WHAT THE TASK REQUIRES. Say how many lines contain the word "this" and give no other text.

EXTRACTED MATERIAL.
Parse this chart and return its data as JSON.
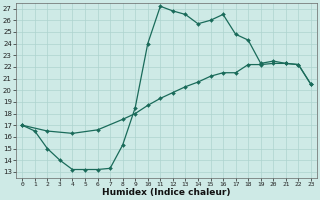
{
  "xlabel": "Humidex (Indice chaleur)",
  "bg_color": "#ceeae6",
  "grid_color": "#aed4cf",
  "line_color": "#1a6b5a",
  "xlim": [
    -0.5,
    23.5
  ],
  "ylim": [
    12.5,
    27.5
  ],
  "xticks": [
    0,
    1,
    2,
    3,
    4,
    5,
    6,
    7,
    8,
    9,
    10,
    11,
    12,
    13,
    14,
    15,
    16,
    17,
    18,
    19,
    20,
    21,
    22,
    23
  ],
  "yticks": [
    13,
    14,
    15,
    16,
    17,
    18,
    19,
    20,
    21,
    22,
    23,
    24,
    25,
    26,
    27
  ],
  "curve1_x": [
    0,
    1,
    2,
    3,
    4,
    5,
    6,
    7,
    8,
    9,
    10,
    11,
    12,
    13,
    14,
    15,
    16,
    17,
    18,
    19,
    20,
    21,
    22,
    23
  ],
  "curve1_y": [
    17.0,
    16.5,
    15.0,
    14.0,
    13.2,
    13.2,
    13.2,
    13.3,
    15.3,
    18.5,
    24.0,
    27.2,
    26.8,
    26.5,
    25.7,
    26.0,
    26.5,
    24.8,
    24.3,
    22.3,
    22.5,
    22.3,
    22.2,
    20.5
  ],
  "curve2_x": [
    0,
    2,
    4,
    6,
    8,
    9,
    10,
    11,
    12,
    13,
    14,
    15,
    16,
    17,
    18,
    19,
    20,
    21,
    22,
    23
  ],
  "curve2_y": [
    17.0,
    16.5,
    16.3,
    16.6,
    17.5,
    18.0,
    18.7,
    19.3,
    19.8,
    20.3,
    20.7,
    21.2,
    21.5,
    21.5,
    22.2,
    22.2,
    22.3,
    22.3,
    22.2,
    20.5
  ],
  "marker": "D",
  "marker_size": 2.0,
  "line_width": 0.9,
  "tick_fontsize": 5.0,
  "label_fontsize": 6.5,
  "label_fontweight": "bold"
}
...
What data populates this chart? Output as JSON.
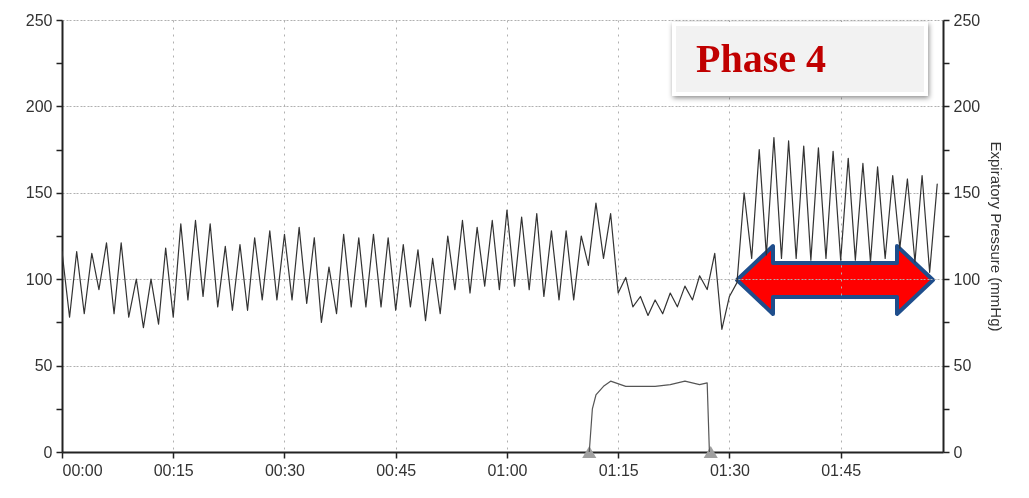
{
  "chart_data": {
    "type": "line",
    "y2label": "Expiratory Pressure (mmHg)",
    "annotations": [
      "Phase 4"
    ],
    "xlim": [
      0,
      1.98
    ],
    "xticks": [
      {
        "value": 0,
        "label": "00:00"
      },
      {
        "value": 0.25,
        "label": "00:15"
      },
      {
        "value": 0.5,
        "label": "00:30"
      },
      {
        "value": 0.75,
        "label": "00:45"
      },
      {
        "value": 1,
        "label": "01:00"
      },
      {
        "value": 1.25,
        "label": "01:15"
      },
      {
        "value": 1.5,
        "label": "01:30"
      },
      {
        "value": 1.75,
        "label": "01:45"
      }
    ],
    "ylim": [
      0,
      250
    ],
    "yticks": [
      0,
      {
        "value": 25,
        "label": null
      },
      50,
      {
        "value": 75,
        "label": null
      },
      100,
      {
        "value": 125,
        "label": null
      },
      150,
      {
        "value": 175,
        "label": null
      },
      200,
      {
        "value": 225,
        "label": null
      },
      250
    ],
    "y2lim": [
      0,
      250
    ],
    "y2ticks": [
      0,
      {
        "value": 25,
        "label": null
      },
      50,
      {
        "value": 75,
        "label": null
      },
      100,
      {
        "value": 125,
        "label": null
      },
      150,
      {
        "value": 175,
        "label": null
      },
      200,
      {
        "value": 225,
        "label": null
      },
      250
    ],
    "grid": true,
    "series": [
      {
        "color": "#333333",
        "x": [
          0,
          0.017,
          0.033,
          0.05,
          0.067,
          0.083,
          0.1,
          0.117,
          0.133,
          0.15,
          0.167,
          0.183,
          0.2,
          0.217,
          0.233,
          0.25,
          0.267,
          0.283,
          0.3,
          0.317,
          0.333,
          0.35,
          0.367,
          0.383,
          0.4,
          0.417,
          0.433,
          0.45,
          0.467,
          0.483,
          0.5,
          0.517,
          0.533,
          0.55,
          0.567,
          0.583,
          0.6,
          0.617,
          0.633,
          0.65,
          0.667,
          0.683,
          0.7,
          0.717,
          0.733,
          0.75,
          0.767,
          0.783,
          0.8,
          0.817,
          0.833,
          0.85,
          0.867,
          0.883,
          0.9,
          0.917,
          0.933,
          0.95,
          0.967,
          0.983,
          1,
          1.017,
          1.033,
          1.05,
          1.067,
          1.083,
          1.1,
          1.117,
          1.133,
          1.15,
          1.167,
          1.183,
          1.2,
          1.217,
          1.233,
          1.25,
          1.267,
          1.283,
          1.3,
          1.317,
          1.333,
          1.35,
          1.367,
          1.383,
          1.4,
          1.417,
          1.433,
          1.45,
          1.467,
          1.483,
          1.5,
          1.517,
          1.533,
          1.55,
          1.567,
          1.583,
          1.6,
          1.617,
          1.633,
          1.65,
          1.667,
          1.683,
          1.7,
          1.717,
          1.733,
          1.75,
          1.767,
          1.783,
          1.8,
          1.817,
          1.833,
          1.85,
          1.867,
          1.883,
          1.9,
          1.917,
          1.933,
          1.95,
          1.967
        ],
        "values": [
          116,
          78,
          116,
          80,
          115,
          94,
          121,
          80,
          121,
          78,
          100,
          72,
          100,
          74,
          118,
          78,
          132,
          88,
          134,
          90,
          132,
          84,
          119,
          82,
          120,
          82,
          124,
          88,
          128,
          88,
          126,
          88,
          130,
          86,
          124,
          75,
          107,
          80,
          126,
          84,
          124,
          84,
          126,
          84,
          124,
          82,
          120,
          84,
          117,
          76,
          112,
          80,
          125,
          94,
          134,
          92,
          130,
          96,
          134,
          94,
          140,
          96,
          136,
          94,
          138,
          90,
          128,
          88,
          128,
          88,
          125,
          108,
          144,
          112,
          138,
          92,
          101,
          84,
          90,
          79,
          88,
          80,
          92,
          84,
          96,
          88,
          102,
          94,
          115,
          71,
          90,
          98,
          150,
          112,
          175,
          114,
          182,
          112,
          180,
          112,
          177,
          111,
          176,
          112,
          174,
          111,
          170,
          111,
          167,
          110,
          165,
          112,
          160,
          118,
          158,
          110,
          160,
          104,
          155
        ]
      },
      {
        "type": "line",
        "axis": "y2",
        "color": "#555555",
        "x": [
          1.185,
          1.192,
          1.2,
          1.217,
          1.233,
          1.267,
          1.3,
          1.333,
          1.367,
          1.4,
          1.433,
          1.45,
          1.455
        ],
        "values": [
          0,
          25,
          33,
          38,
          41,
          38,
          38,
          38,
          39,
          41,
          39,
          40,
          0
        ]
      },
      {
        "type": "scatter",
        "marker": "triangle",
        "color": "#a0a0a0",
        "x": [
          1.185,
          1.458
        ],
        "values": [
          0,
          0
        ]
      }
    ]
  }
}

EXERCISE RESULT. 2